Dataset records
((
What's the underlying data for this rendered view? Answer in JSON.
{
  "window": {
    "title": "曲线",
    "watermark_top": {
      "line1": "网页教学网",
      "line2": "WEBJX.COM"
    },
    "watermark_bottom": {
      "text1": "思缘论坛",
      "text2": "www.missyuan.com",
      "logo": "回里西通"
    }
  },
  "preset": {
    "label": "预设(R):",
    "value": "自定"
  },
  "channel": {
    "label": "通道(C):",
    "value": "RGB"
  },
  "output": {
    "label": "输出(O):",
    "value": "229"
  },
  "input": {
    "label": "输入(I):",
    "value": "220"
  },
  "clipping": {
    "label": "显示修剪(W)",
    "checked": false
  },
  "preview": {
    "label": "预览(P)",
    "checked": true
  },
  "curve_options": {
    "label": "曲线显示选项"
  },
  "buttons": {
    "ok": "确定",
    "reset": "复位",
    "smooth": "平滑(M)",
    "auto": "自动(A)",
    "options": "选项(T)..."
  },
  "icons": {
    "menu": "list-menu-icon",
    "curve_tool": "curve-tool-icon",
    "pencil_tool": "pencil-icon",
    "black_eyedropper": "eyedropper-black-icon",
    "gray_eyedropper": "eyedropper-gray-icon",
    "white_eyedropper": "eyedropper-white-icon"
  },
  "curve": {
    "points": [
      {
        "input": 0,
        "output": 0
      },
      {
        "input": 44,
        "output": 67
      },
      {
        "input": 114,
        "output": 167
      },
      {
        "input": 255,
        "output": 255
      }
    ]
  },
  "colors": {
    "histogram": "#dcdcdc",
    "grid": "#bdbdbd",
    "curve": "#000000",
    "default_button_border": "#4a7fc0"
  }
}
))
WORK INSTRUCTIONS
Find the lines containing "output" and list every one of them.

ANSWER FOR THIS EXERCISE
  "output": {
        "output": 0
        "output": 67
        "output": 167
        "output": 255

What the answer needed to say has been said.